++++ Data excerpts

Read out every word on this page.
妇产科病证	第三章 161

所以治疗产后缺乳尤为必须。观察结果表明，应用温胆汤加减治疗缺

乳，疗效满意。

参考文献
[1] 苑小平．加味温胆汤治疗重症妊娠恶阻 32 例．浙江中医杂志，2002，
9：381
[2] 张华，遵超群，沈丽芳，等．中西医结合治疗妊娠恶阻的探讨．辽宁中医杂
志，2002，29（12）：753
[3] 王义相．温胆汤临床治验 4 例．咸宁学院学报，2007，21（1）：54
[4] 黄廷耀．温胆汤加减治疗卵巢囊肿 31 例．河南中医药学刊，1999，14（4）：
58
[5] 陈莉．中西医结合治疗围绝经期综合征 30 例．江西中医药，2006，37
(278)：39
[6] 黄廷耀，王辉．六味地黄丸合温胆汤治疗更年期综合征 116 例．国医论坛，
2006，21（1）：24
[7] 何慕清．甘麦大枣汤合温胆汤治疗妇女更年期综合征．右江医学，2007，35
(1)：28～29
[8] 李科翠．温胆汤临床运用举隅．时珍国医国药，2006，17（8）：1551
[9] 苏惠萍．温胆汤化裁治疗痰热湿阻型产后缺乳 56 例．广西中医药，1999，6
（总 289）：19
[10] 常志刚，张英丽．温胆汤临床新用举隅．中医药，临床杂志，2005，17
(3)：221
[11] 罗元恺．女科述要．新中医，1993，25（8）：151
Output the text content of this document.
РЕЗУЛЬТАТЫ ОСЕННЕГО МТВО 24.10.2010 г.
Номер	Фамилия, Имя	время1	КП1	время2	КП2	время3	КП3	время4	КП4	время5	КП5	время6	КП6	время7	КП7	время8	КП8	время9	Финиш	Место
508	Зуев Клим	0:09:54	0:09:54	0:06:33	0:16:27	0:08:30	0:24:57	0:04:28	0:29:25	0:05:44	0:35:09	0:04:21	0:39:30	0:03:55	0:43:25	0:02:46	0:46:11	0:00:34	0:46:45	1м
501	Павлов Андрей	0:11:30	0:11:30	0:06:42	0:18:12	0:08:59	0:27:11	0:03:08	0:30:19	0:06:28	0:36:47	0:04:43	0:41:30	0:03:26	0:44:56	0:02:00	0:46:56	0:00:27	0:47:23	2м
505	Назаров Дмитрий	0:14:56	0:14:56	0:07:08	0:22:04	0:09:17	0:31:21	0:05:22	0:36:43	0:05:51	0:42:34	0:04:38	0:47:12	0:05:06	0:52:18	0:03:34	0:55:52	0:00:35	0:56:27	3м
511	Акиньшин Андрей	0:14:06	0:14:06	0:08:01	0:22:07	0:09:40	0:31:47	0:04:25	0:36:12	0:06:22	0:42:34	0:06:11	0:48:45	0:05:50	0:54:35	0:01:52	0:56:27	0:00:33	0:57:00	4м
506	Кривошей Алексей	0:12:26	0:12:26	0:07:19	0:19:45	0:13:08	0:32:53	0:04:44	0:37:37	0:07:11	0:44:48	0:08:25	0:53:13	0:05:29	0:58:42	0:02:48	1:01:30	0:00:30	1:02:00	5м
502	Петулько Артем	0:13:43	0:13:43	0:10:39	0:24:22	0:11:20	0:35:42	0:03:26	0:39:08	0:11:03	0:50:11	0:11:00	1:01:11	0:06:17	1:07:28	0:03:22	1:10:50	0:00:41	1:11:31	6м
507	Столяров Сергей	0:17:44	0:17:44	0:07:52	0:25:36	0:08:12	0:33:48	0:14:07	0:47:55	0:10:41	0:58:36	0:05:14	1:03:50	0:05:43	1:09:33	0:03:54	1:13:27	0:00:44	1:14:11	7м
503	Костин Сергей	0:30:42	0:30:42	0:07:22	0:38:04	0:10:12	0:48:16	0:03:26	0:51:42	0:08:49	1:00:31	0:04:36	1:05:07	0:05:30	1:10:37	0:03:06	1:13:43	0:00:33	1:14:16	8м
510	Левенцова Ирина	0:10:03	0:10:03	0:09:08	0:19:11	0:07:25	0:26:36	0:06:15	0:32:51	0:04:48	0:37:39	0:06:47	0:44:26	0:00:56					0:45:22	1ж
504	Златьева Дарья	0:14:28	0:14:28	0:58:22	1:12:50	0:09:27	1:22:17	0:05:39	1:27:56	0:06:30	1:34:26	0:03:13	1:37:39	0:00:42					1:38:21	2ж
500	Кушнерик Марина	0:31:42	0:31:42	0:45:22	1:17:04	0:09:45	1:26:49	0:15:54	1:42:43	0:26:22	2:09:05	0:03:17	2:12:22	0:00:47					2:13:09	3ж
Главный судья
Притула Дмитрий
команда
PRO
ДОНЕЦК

++++++++

[Task instructions]: Copy out all the entries shown above, character for character.

[Written answer]:
Read out every word on this page.
妇产科病证	第三章 161

所以治疗产后缺乳尤为必须。观察结果表明，应用温胆汤加减治疗缺

乳，疗效满意。

参考文献
[1] 苑小平．加味温胆汤治疗重症妊娠恶阻 32 例．浙江中医杂志，2002，
9：381
[2] 张华，遵超群，沈丽芳，等．中西医结合治疗妊娠恶阻的探讨．辽宁中医杂
志，2002，29（12）：753
[3] 王义相．温胆汤临床治验 4 例．咸宁学院学报，2007，21（1）：54
[4] 黄廷耀．温胆汤加减治疗卵巢囊肿 31 例．河南中医药学刊，1999，14（4）：
58
[5] 陈莉．中西医结合治疗围绝经期综合征 30 例．江西中医药，2006，37
(278)：39
[6] 黄廷耀，王辉．六味地黄丸合温胆汤治疗更年期综合征 116 例．国医论坛，
2006，21（1）：24
[7] 何慕清．甘麦大枣汤合温胆汤治疗妇女更年期综合征．右江医学，2007，35
(1)：28～29
[8] 李科翠．温胆汤临床运用举隅．时珍国医国药，2006，17（8）：1551
[9] 苏惠萍．温胆汤化裁治疗痰热湿阻型产后缺乳 56 例．广西中医药，1999，6
（总 289）：19
[10] 常志刚，张英丽．温胆汤临床新用举隅．中医药，临床杂志，2005，17
(3)：221
[11] 罗元恺．女科述要．新中医，1993，25（8）：151
Output the text content of this document.
РЕЗУЛЬТАТЫ ОСЕННЕГО МТВО 24.10.2010 г.
Номер	Фамилия, Имя	время1	КП1	время2	КП2	время3	КП3	время4	КП4	время5	КП5	время6	КП6	время7	КП7	время8	КП8	время9	Финиш	Место
508	Зуев Клим	0:09:54	0:09:54	0:06:33	0:16:27	0:08:30	0:24:57	0:04:28	0:29:25	0:05:44	0:35:09	0:04:21	0:39:30	0:03:55	0:43:25	0:02:46	0:46:11	0:00:34	0:46:45	1м
501	Павлов Андрей	0:11:30	0:11:30	0:06:42	0:18:12	0:08:59	0:27:11	0:03:08	0:30:19	0:06:28	0:36:47	0:04:43	0:41:30	0:03:26	0:44:56	0:02:00	0:46:56	0:00:27	0:47:23	2м
505	Назаров Дмитрий	0:14:56	0:14:56	0:07:08	0:22:04	0:09:17	0:31:21	0:05:22	0:36:43	0:05:51	0:42:34	0:04:38	0:47:12	0:05:06	0:52:18	0:03:34	0:55:52	0:00:35	0:56:27	3м
511	Акиньшин Андрей	0:14:06	0:14:06	0:08:01	0:22:07	0:09:40	0:31:47	0:04:25	0:36:12	0:06:22	0:42:34	0:06:11	0:48:45	0:05:50	0:54:35	0:01:52	0:56:27	0:00:33	0:57:00	4м
506	Кривошей Алексей	0:12:26	0:12:26	0:07:19	0:19:45	0:13:08	0:32:53	0:04:44	0:37:37	0:07:11	0:44:48	0:08:25	0:53:13	0:05:29	0:58:42	0:02:48	1:01:30	0:00:30	1:02:00	5м
502	Петулько Артем	0:13:43	0:13:43	0:10:39	0:24:22	0:11:20	0:35:42	0:03:26	0:39:08	0:11:03	0:50:11	0:11:00	1:01:11	0:06:17	1:07:28	0:03:22	1:10:50	0:00:41	1:11:31	6м
507	Столяров Сергей	0:17:44	0:17:44	0:07:52	0:25:36	0:08:12	0:33:48	0:14:07	0:47:55	0:10:41	0:58:36	0:05:14	1:03:50	0:05:43	1:09:33	0:03:54	1:13:27	0:00:44	1:14:11	7м
503	Костин Сергей	0:30:42	0:30:42	0:07:22	0:38:04	0:10:12	0:48:16	0:03:26	0:51:42	0:08:49	1:00:31	0:04:36	1:05:07	0:05:30	1:10:37	0:03:06	1:13:43	0:00:33	1:14:16	8м
510	Левенцова Ирина	0:10:03	0:10:03	0:09:08	0:19:11	0:07:25	0:26:36	0:06:15	0:32:51	0:04:48	0:37:39	0:06:47	0:44:26	0:00:56					0:45:22	1ж
504	Златьева Дарья	0:14:28	0:14:28	0:58:22	1:12:50	0:09:27	1:22:17	0:05:39	1:27:56	0:06:30	1:34:26	0:03:13	1:37:39	0:00:42					1:38:21	2ж
500	Кушнерик Марина	0:31:42	0:31:42	0:45:22	1:17:04	0:09:45	1:26:49	0:15:54	1:42:43	0:26:22	2:09:05	0:03:17	2:12:22	0:00:47					2:13:09	3ж
Главный судья
Притула Дмитрий
команда
PRO
ДОНЕЦК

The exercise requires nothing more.